▶ [Data for this exercise]:
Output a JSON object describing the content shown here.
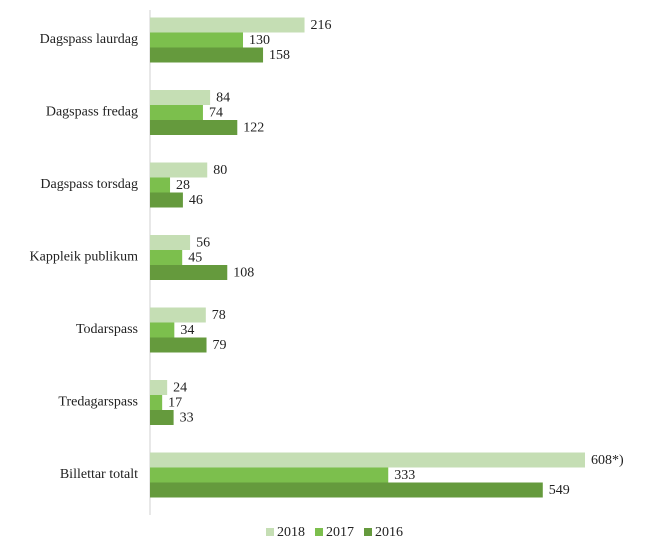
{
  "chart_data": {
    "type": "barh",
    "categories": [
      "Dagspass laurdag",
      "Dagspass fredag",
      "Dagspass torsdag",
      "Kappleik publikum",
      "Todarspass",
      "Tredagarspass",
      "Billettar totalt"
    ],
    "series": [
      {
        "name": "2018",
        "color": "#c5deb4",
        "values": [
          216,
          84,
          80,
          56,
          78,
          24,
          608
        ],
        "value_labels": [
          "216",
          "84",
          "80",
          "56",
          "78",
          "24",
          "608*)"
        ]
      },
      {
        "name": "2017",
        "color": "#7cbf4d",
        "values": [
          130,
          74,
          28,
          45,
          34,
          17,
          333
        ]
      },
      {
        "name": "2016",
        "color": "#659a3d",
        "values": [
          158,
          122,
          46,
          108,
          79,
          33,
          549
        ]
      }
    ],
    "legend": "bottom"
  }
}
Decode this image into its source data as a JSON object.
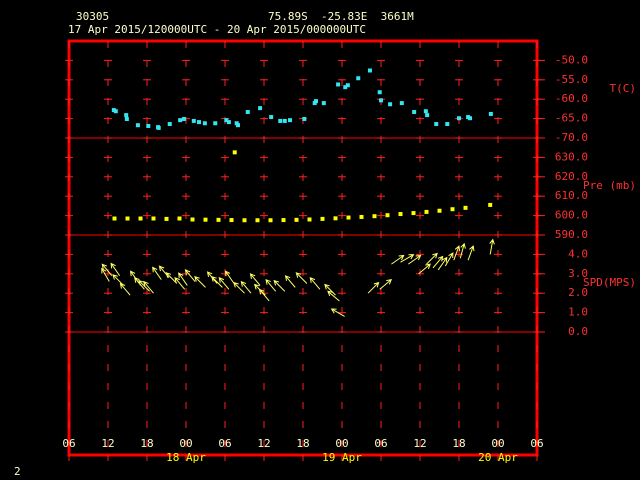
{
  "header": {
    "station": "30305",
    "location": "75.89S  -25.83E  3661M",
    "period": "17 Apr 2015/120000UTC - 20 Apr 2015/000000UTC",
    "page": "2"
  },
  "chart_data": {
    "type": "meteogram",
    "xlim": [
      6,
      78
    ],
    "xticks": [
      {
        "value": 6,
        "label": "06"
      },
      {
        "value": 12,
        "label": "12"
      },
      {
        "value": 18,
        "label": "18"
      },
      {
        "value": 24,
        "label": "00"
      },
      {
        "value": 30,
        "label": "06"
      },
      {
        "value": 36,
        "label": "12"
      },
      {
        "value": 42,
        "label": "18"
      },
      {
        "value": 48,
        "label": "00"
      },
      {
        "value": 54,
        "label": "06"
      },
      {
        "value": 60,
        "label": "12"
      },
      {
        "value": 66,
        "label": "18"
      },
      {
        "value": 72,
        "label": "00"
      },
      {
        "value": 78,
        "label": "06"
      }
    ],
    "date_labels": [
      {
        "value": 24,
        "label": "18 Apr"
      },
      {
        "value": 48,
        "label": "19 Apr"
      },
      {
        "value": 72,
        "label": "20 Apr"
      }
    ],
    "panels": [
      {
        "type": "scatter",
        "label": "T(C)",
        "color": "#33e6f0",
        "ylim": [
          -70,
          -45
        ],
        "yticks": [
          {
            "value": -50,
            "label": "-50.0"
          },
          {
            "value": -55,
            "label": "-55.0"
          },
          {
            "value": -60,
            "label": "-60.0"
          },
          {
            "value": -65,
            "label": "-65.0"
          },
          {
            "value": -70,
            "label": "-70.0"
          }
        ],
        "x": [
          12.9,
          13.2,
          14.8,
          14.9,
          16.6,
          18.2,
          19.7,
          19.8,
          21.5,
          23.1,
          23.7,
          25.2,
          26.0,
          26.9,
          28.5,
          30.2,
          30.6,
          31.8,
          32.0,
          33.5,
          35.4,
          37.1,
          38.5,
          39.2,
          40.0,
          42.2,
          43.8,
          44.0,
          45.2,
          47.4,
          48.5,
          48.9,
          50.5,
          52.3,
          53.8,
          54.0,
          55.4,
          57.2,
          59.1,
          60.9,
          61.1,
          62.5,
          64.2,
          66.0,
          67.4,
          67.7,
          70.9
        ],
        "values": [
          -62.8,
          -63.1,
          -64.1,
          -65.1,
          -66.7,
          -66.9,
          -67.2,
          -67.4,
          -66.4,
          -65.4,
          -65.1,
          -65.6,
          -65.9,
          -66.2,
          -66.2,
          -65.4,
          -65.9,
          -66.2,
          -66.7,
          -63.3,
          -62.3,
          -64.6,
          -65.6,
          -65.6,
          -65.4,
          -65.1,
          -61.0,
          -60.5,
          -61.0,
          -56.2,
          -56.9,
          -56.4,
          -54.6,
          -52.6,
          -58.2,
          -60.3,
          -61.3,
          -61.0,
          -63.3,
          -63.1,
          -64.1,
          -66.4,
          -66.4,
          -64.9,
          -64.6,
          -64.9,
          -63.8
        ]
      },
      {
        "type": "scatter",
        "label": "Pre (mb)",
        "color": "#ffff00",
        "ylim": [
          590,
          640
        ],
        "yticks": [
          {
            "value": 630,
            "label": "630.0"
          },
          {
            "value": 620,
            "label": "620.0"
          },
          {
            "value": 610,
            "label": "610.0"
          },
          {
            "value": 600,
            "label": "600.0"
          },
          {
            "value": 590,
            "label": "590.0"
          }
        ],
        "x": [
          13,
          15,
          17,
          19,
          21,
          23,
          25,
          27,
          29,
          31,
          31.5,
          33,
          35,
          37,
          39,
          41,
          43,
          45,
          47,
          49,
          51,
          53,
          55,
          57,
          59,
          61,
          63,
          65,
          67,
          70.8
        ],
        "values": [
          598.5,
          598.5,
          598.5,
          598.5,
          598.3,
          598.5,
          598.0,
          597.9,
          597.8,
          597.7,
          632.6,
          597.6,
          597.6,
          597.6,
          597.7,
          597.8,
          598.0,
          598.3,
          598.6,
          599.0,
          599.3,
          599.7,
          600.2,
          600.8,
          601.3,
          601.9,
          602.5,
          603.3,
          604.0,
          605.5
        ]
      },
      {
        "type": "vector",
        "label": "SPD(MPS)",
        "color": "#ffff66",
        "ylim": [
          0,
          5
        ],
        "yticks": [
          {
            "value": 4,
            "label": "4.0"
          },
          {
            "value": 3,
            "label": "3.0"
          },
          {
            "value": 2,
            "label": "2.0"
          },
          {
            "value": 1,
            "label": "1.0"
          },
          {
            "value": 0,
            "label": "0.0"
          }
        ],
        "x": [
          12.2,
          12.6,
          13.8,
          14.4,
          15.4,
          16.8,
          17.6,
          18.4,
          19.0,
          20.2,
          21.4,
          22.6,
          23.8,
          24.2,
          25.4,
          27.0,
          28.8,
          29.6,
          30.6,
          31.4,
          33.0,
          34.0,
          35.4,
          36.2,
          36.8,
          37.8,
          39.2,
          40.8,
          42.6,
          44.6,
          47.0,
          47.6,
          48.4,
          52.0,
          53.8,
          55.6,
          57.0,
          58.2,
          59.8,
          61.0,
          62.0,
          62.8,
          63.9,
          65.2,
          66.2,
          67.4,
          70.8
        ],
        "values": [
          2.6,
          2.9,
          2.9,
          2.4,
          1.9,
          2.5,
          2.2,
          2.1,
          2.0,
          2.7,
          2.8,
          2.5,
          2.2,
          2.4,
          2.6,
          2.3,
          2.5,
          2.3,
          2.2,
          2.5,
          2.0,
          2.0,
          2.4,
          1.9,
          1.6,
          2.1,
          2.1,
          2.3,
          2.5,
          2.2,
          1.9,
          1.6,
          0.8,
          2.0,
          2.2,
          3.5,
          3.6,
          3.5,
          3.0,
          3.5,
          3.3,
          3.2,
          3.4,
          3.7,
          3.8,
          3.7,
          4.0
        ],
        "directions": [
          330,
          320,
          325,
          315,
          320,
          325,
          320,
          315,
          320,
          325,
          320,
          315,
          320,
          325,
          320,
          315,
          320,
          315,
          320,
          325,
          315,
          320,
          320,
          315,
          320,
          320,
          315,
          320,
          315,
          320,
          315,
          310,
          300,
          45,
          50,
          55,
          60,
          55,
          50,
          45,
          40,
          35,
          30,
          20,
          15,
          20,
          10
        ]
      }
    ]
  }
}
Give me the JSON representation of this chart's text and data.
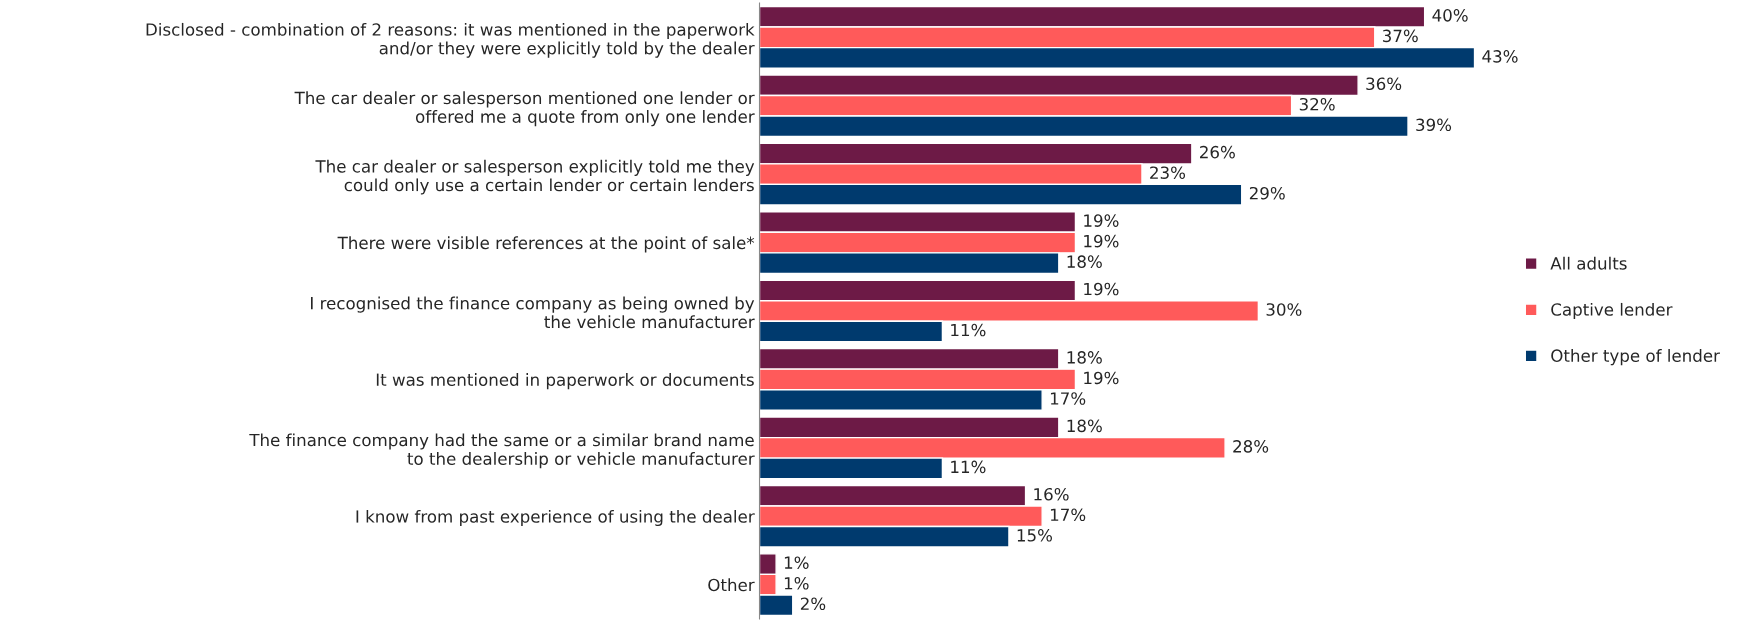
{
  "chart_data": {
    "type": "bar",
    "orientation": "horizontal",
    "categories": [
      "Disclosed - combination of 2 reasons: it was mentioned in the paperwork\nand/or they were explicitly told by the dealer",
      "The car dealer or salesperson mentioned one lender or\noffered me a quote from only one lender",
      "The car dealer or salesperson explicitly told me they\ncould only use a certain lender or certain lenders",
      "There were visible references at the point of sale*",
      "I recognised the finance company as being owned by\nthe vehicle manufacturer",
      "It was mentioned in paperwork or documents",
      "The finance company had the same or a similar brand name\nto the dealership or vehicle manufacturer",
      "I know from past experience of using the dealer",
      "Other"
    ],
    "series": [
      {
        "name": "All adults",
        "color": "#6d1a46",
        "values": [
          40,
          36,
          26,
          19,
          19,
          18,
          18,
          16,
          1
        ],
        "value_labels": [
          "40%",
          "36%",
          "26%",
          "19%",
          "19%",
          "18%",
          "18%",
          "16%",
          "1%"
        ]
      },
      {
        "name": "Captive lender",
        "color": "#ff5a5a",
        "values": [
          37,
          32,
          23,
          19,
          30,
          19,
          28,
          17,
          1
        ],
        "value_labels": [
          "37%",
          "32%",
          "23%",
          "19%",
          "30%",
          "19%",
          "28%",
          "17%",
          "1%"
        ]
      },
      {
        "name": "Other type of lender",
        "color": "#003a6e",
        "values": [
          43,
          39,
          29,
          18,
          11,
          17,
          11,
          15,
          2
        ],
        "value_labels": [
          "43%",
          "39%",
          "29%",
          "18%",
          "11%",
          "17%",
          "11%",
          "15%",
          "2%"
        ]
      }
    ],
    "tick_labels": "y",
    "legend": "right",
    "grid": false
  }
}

▶ [Required work]:
Only lines with the string "explicitly" belong in your answer; copy each one.

▶ [Answer to the exercise]:
      "Disclosed - combination of 2 reasons: it was mentioned in the paperwork\nand/or they were explicitly told by the dealer",
      "The car dealer or salesperson explicitly told me they\ncould only use a certain lender or certain lenders",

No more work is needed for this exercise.